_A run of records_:
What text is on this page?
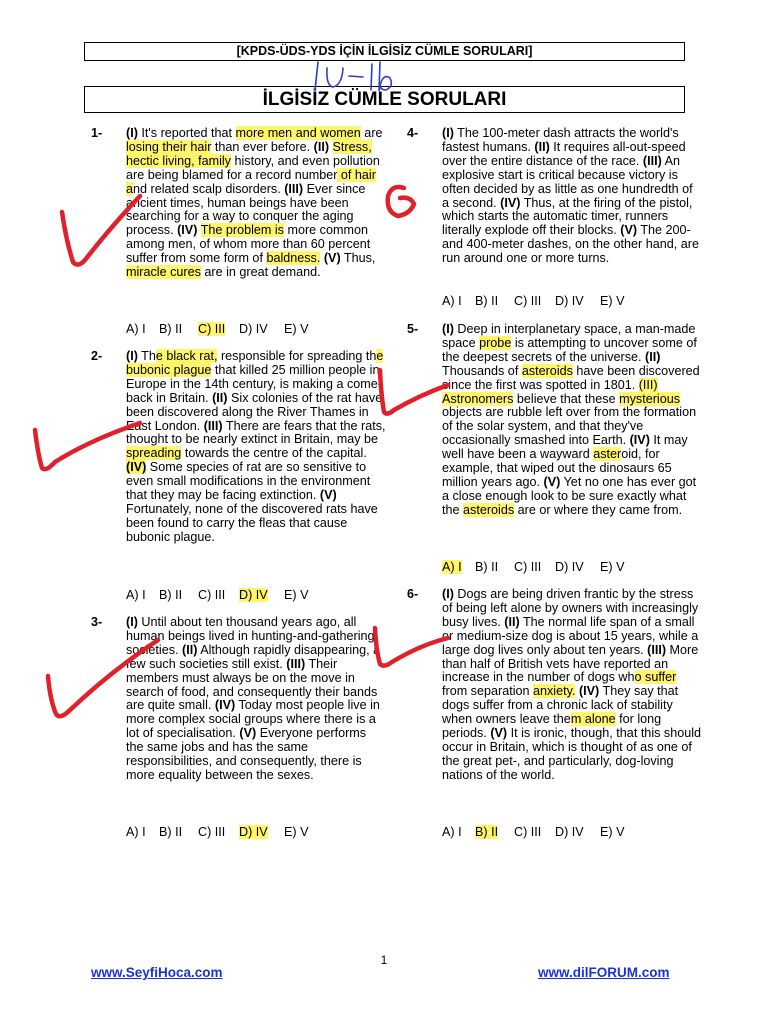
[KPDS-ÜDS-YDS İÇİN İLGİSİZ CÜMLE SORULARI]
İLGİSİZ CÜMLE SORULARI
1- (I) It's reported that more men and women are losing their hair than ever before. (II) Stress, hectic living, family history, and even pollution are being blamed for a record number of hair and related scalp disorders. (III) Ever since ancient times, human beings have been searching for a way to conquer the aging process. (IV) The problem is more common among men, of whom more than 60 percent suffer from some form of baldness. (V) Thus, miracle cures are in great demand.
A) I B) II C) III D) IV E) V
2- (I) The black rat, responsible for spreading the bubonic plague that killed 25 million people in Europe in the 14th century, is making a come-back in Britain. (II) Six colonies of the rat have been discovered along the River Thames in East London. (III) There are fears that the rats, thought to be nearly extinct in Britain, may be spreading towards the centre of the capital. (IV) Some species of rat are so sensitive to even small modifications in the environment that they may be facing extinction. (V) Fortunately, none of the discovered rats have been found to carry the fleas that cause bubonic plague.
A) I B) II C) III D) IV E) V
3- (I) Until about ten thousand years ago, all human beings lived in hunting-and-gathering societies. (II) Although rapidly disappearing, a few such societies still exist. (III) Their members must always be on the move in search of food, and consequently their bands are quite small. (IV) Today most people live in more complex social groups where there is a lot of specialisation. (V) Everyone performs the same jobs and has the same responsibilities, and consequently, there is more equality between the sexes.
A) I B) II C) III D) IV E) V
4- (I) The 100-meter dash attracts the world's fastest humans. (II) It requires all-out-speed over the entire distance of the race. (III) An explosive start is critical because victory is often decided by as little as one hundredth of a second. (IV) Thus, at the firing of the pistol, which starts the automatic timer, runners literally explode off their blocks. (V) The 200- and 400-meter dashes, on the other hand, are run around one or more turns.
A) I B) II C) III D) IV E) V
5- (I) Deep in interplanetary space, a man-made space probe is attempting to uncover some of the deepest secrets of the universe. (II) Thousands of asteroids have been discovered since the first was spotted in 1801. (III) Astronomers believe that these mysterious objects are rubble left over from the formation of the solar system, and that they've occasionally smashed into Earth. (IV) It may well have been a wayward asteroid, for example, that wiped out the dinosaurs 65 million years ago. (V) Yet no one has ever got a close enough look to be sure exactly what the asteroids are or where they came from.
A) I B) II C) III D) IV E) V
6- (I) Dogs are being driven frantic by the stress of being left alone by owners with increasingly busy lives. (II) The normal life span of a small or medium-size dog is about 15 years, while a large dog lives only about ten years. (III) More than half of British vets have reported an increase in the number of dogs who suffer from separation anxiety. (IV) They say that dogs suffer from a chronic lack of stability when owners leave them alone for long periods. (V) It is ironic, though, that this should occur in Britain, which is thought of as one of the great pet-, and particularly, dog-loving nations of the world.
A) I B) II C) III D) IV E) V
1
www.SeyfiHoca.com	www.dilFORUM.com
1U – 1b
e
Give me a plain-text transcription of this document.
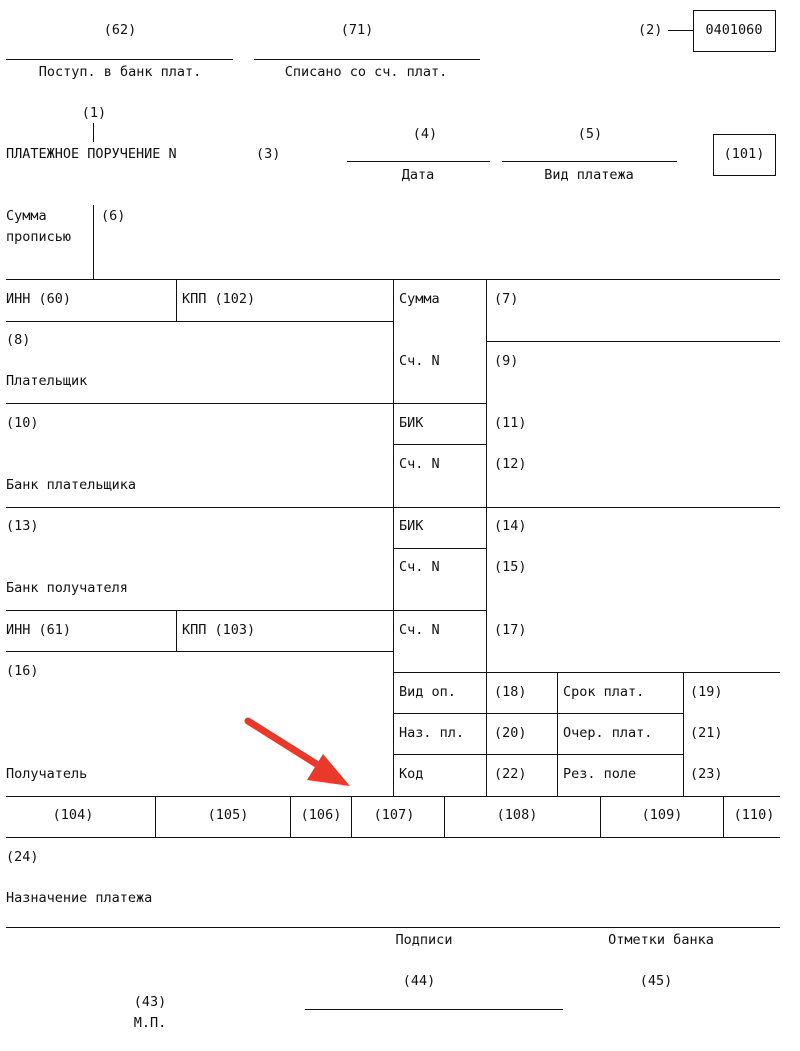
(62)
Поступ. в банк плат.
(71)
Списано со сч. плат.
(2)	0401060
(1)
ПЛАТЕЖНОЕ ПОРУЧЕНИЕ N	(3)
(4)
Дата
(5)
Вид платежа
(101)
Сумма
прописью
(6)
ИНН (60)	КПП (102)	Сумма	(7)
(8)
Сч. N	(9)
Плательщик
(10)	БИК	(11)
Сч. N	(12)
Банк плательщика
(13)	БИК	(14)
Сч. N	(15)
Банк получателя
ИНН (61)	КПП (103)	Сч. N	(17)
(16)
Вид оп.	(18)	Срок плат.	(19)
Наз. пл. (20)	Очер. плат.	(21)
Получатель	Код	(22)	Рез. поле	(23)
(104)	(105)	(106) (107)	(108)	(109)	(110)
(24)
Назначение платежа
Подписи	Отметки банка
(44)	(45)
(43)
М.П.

...

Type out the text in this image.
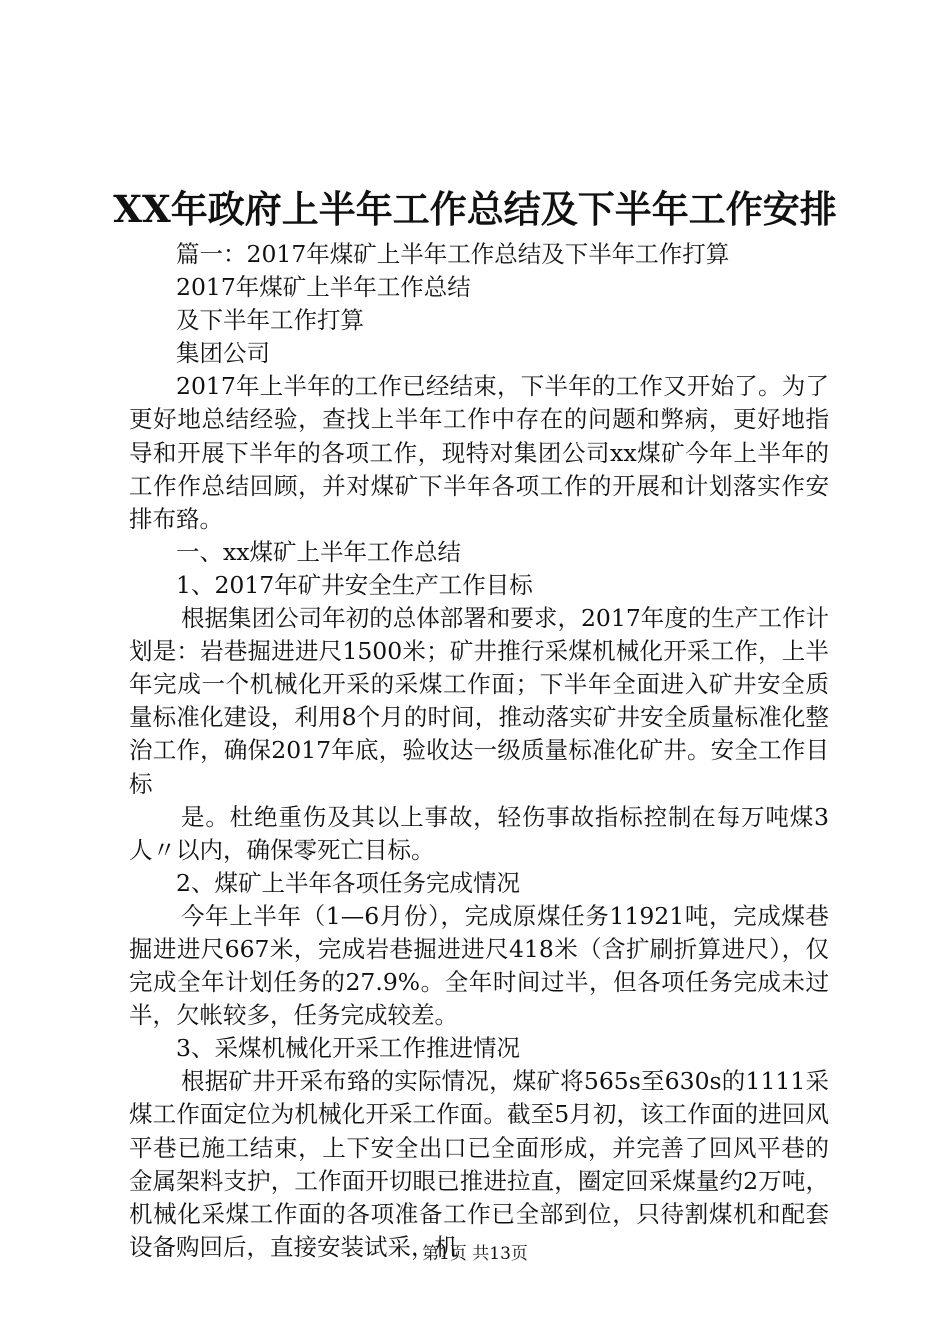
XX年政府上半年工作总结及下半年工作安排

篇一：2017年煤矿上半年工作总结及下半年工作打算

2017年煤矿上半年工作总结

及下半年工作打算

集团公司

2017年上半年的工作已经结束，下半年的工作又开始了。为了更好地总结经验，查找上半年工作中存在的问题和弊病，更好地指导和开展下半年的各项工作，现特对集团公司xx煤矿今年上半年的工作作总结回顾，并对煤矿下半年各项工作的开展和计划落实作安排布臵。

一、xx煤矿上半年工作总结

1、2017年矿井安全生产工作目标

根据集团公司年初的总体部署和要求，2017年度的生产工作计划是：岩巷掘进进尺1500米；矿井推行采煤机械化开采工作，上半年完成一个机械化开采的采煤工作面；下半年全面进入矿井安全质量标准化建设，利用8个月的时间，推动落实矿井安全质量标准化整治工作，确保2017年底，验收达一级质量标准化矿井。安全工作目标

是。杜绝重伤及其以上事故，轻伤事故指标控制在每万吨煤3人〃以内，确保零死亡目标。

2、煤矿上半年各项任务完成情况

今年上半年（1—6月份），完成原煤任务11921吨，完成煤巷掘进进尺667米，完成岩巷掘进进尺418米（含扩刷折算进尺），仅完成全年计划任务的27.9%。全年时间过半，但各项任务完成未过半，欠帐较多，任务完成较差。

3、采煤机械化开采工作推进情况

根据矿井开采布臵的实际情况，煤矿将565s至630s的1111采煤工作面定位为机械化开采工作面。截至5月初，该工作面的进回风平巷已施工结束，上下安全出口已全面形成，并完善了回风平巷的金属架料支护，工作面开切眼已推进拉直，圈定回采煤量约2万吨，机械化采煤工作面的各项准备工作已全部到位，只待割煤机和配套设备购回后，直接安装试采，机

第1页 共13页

==

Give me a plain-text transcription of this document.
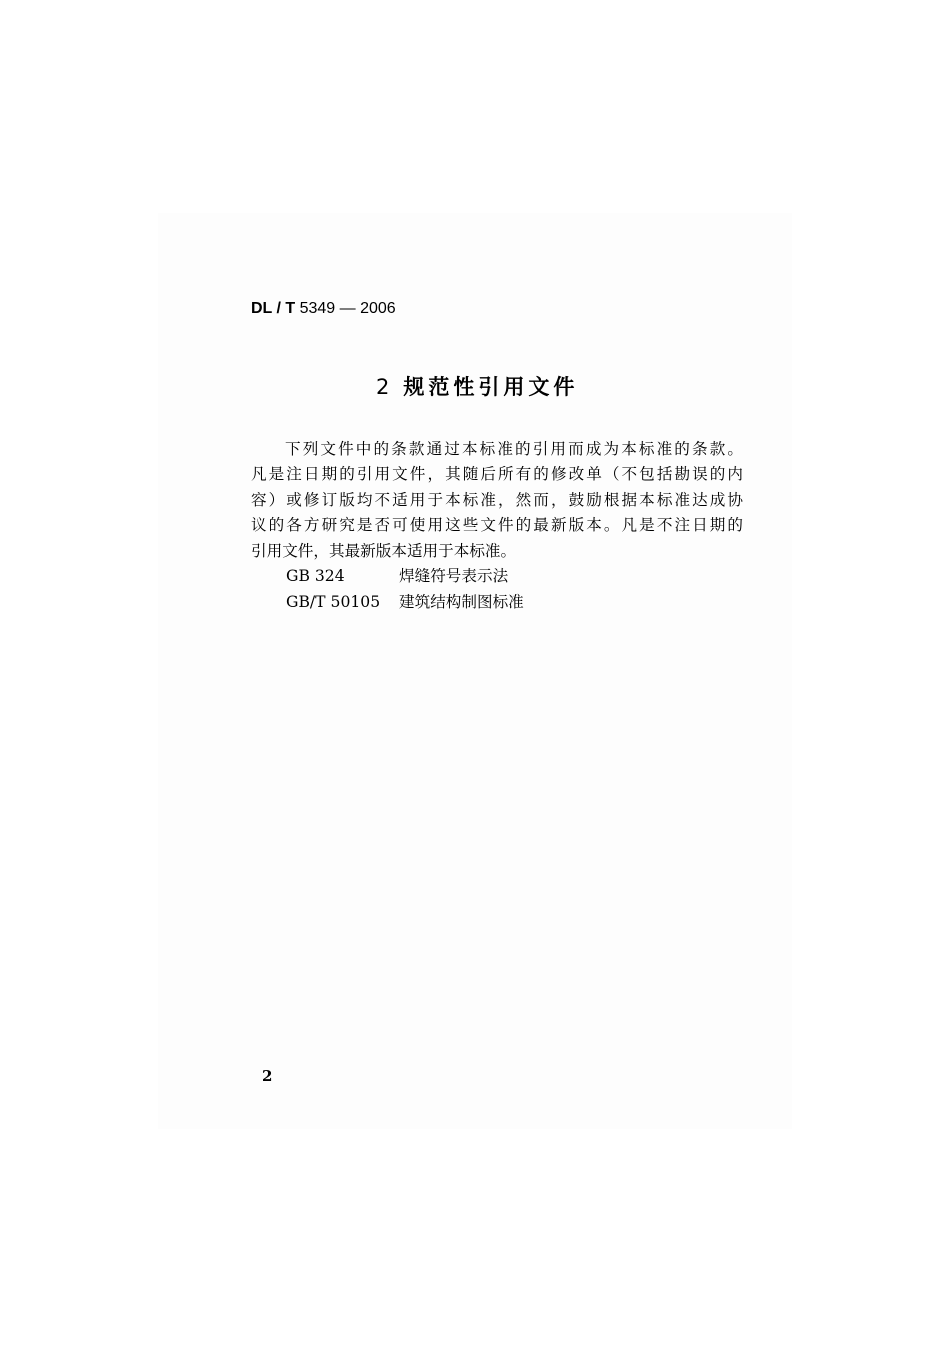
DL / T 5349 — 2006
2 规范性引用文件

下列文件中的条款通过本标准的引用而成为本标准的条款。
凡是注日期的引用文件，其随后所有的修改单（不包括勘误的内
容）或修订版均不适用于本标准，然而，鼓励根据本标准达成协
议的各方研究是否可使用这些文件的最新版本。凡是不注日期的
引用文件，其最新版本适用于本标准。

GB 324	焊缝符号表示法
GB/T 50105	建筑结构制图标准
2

_WHAT THE TASK ASKS_:
Search the listing for the string "SORULARI". Copy each line where it turns up.

_SOLUTION BELOW_:
[KPDS-ÜDS-YDS İÇİN İLGİSİZ CÜMLE SORULARI]
İLGİSİZ CÜMLE SORULARI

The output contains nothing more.